* _Your task_
Restate all the material verbatim, except for the pictures.

* _Records shown_

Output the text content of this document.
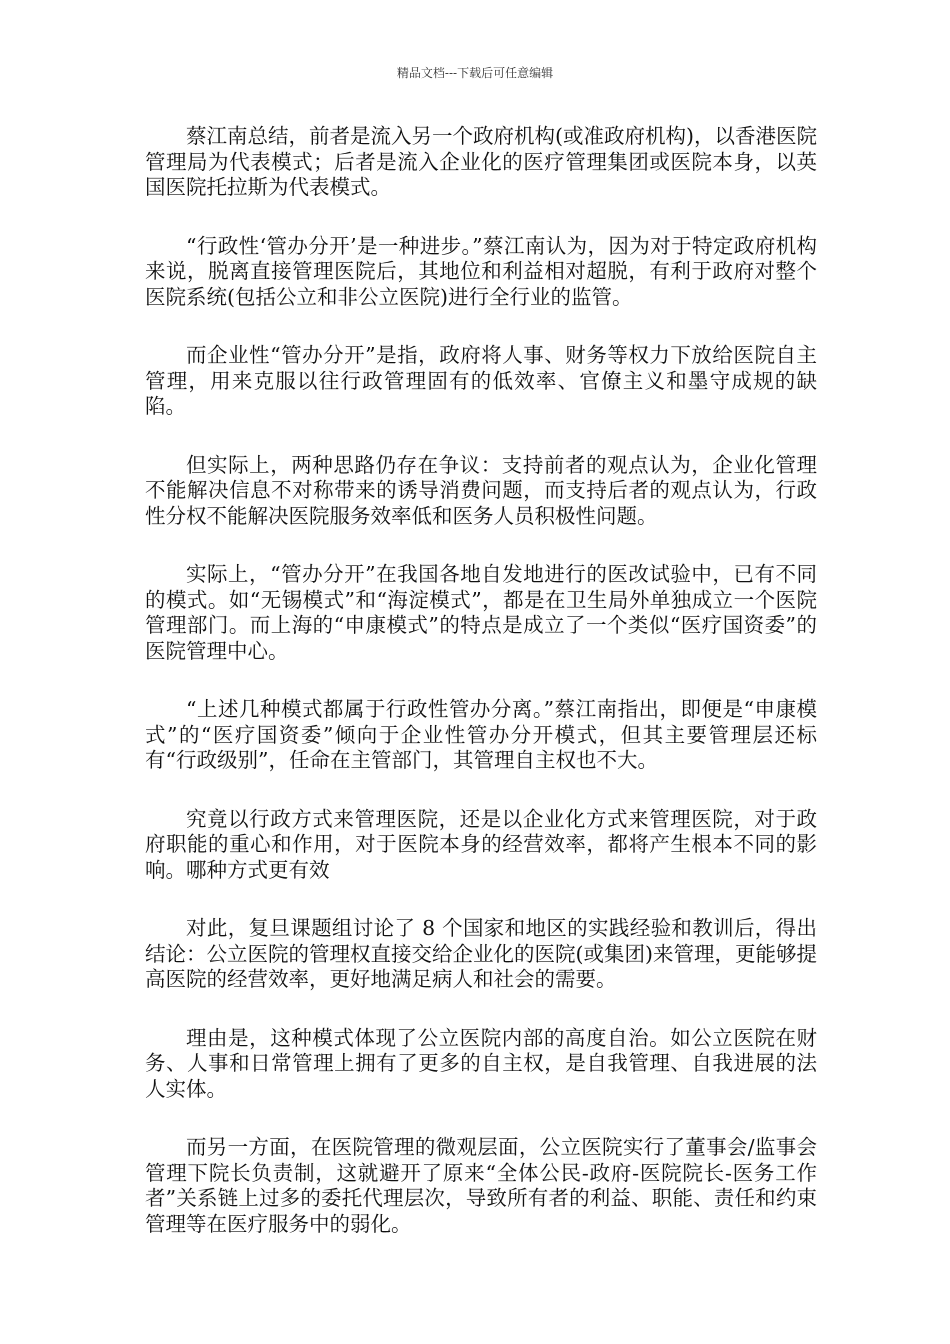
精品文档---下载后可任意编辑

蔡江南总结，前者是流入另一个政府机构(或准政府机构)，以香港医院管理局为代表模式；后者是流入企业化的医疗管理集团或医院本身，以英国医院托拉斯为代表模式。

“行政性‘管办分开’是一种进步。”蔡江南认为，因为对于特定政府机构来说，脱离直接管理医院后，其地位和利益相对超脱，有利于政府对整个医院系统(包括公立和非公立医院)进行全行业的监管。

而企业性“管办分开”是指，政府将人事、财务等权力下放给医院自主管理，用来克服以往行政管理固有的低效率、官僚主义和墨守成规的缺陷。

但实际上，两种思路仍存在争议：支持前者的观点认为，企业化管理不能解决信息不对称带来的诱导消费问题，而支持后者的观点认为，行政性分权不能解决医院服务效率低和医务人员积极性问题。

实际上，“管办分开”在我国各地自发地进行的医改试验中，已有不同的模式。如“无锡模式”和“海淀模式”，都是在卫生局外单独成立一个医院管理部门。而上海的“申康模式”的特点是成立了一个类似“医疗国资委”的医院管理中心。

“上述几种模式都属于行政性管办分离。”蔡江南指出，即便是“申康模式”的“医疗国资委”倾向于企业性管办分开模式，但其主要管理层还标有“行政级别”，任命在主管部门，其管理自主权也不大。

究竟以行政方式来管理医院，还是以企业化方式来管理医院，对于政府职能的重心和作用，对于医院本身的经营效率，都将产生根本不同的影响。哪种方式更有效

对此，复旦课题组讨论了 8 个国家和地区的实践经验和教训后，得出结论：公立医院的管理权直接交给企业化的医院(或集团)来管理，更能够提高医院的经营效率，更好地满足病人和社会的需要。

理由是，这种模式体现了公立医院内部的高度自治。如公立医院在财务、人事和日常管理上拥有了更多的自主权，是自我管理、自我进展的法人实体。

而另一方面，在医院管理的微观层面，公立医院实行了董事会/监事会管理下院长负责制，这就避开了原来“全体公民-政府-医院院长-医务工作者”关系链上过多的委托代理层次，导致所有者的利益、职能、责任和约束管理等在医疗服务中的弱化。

* _Task output_
Output the text content of this document.
精品文档---下载后可任意编辑

蔡江南总结，前者是流入另一个政府机构(或准政府机构)，以香港医院管理局为代表模式；后者是流入企业化的医疗管理集团或医院本身，以英国医院托拉斯为代表模式。

“行政性‘管办分开’是一种进步。”蔡江南认为，因为对于特定政府机构来说，脱离直接管理医院后，其地位和利益相对超脱，有利于政府对整个医院系统(包括公立和非公立医院)进行全行业的监管。

而企业性“管办分开”是指，政府将人事、财务等权力下放给医院自主管理，用来克服以往行政管理固有的低效率、官僚主义和墨守成规的缺陷。

但实际上，两种思路仍存在争议：支持前者的观点认为，企业化管理不能解决信息不对称带来的诱导消费问题，而支持后者的观点认为，行政性分权不能解决医院服务效率低和医务人员积极性问题。

实际上，“管办分开”在我国各地自发地进行的医改试验中，已有不同的模式。如“无锡模式”和“海淀模式”，都是在卫生局外单独成立一个医院管理部门。而上海的“申康模式”的特点是成立了一个类似“医疗国资委”的医院管理中心。

“上述几种模式都属于行政性管办分离。”蔡江南指出，即便是“申康模式”的“医疗国资委”倾向于企业性管办分开模式，但其主要管理层还标有“行政级别”，任命在主管部门，其管理自主权也不大。

究竟以行政方式来管理医院，还是以企业化方式来管理医院，对于政府职能的重心和作用，对于医院本身的经营效率，都将产生根本不同的影响。哪种方式更有效

对此，复旦课题组讨论了 8 个国家和地区的实践经验和教训后，得出结论：公立医院的管理权直接交给企业化的医院(或集团)来管理，更能够提高医院的经营效率，更好地满足病人和社会的需要。

理由是，这种模式体现了公立医院内部的高度自治。如公立医院在财务、人事和日常管理上拥有了更多的自主权，是自我管理、自我进展的法人实体。

而另一方面，在医院管理的微观层面，公立医院实行了董事会/监事会管理下院长负责制，这就避开了原来“全体公民-政府-医院院长-医务工作者”关系链上过多的委托代理层次，导致所有者的利益、职能、责任和约束管理等在医疗服务中的弱化。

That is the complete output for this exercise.